WHAT IS NEEDED: Exact repetition of every record is required.

[Extracts from a graphics dataset]
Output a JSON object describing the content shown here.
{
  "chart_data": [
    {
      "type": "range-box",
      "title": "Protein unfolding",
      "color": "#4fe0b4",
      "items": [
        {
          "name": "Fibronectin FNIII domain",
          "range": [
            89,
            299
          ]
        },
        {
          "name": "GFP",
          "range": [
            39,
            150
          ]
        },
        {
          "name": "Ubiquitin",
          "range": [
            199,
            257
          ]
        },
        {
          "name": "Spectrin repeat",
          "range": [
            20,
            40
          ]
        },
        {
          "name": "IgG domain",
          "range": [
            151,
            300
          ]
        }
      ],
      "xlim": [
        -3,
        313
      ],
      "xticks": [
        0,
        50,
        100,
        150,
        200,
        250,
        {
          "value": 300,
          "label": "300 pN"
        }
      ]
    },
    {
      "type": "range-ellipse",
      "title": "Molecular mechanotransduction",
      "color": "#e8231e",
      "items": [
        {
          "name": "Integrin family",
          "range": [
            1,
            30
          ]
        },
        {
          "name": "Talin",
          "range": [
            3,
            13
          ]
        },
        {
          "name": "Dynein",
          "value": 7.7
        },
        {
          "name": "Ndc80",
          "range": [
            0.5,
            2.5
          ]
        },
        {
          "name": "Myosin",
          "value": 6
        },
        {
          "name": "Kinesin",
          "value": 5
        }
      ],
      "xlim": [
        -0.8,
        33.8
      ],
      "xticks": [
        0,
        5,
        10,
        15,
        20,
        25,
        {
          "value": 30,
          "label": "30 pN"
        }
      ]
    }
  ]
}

EXERCISE SOLUTION:
Output a JSON object describing the content shown here.
{
  "chart_data": [
    {
      "type": "range-box",
      "title": "Protein unfolding",
      "color": "#4fe0b4",
      "items": [
        {
          "name": "Fibronectin FNIII domain",
          "range": [
            89,
            299
          ]
        },
        {
          "name": "GFP",
          "range": [
            39,
            150
          ]
        },
        {
          "name": "Ubiquitin",
          "range": [
            199,
            257
          ]
        },
        {
          "name": "Spectrin repeat",
          "range": [
            20,
            40
          ]
        },
        {
          "name": "IgG domain",
          "range": [
            151,
            300
          ]
        }
      ],
      "xlim": [
        -3,
        313
      ],
      "xticks": [
        0,
        50,
        100,
        150,
        200,
        250,
        {
          "value": 300,
          "label": "300 pN"
        }
      ]
    },
    {
      "type": "range-ellipse",
      "title": "Molecular mechanotransduction",
      "color": "#e8231e",
      "items": [
        {
          "name": "Integrin family",
          "range": [
            1,
            30
          ]
        },
        {
          "name": "Talin",
          "range": [
            3,
            13
          ]
        },
        {
          "name": "Dynein",
          "value": 7.7
        },
        {
          "name": "Ndc80",
          "range": [
            0.5,
            2.5
          ]
        },
        {
          "name": "Myosin",
          "value": 6
        },
        {
          "name": "Kinesin",
          "value": 5
        }
      ],
      "xlim": [
        -0.8,
        33.8
      ],
      "xticks": [
        0,
        5,
        10,
        15,
        20,
        25,
        {
          "value": 30,
          "label": "30 pN"
        }
      ]
    }
  ]
}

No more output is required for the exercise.